PROMPT:
Below are some entries. Output each one exactly as it appears.

DATA EXCERPTS:
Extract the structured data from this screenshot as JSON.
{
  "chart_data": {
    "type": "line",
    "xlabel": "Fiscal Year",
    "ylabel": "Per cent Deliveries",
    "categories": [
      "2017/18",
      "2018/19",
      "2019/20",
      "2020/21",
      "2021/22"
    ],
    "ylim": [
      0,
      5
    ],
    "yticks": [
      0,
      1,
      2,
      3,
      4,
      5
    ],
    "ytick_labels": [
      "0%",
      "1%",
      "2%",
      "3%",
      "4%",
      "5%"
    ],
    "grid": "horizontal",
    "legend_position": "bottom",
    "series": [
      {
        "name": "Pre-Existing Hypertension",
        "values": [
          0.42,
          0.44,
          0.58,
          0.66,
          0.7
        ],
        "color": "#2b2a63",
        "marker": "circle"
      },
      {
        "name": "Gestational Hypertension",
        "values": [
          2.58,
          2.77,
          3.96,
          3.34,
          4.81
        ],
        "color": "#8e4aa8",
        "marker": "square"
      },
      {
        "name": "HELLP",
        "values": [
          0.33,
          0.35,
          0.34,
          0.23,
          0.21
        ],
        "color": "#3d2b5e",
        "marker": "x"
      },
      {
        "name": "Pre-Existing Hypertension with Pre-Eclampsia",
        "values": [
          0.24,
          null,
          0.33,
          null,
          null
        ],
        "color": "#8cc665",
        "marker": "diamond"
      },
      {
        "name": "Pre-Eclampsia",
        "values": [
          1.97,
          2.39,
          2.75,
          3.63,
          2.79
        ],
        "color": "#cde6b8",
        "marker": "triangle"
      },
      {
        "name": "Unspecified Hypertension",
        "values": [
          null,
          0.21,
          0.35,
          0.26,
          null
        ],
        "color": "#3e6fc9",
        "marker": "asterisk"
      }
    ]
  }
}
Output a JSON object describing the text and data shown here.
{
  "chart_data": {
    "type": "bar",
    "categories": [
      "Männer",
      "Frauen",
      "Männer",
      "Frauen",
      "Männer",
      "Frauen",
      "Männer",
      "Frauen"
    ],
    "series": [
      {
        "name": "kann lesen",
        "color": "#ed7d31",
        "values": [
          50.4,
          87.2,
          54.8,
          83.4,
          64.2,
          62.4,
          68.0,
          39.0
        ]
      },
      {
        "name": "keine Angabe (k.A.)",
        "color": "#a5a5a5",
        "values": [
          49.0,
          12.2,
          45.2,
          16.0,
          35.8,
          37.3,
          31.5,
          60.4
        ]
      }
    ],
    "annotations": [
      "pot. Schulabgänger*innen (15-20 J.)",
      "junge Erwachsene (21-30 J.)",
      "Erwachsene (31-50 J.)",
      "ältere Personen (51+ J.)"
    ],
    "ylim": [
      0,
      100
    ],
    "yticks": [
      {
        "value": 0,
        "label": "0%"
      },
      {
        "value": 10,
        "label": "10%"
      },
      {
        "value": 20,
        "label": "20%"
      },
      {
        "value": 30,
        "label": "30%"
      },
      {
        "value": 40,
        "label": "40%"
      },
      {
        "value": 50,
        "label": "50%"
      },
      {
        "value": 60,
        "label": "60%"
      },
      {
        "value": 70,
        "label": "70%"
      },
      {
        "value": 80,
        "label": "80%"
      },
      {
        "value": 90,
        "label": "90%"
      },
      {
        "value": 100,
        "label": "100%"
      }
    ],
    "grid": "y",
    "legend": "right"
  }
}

COMPLETE OUTPUT:
Extract the structured data from this screenshot as JSON.
{
  "chart_data": {
    "type": "line",
    "xlabel": "Fiscal Year",
    "ylabel": "Per cent Deliveries",
    "categories": [
      "2017/18",
      "2018/19",
      "2019/20",
      "2020/21",
      "2021/22"
    ],
    "ylim": [
      0,
      5
    ],
    "yticks": [
      0,
      1,
      2,
      3,
      4,
      5
    ],
    "ytick_labels": [
      "0%",
      "1%",
      "2%",
      "3%",
      "4%",
      "5%"
    ],
    "grid": "horizontal",
    "legend_position": "bottom",
    "series": [
      {
        "name": "Pre-Existing Hypertension",
        "values": [
          0.42,
          0.44,
          0.58,
          0.66,
          0.7
        ],
        "color": "#2b2a63",
        "marker": "circle"
      },
      {
        "name": "Gestational Hypertension",
        "values": [
          2.58,
          2.77,
          3.96,
          3.34,
          4.81
        ],
        "color": "#8e4aa8",
        "marker": "square"
      },
      {
        "name": "HELLP",
        "values": [
          0.33,
          0.35,
          0.34,
          0.23,
          0.21
        ],
        "color": "#3d2b5e",
        "marker": "x"
      },
      {
        "name": "Pre-Existing Hypertension with Pre-Eclampsia",
        "values": [
          0.24,
          null,
          0.33,
          null,
          null
        ],
        "color": "#8cc665",
        "marker": "diamond"
      },
      {
        "name": "Pre-Eclampsia",
        "values": [
          1.97,
          2.39,
          2.75,
          3.63,
          2.79
        ],
        "color": "#cde6b8",
        "marker": "triangle"
      },
      {
        "name": "Unspecified Hypertension",
        "values": [
          null,
          0.21,
          0.35,
          0.26,
          null
        ],
        "color": "#3e6fc9",
        "marker": "asterisk"
      }
    ]
  }
}
Output a JSON object describing the text and data shown here.
{
  "chart_data": {
    "type": "bar",
    "categories": [
      "Männer",
      "Frauen",
      "Männer",
      "Frauen",
      "Männer",
      "Frauen",
      "Männer",
      "Frauen"
    ],
    "series": [
      {
        "name": "kann lesen",
        "color": "#ed7d31",
        "values": [
          50.4,
          87.2,
          54.8,
          83.4,
          64.2,
          62.4,
          68.0,
          39.0
        ]
      },
      {
        "name": "keine Angabe (k.A.)",
        "color": "#a5a5a5",
        "values": [
          49.0,
          12.2,
          45.2,
          16.0,
          35.8,
          37.3,
          31.5,
          60.4
        ]
      }
    ],
    "annotations": [
      "pot. Schulabgänger*innen (15-20 J.)",
      "junge Erwachsene (21-30 J.)",
      "Erwachsene (31-50 J.)",
      "ältere Personen (51+ J.)"
    ],
    "ylim": [
      0,
      100
    ],
    "yticks": [
      {
        "value": 0,
        "label": "0%"
      },
      {
        "value": 10,
        "label": "10%"
      },
      {
        "value": 20,
        "label": "20%"
      },
      {
        "value": 30,
        "label": "30%"
      },
      {
        "value": 40,
        "label": "40%"
      },
      {
        "value": 50,
        "label": "50%"
      },
      {
        "value": 60,
        "label": "60%"
      },
      {
        "value": 70,
        "label": "70%"
      },
      {
        "value": 80,
        "label": "80%"
      },
      {
        "value": 90,
        "label": "90%"
      },
      {
        "value": 100,
        "label": "100%"
      }
    ],
    "grid": "y",
    "legend": "right"
  }
}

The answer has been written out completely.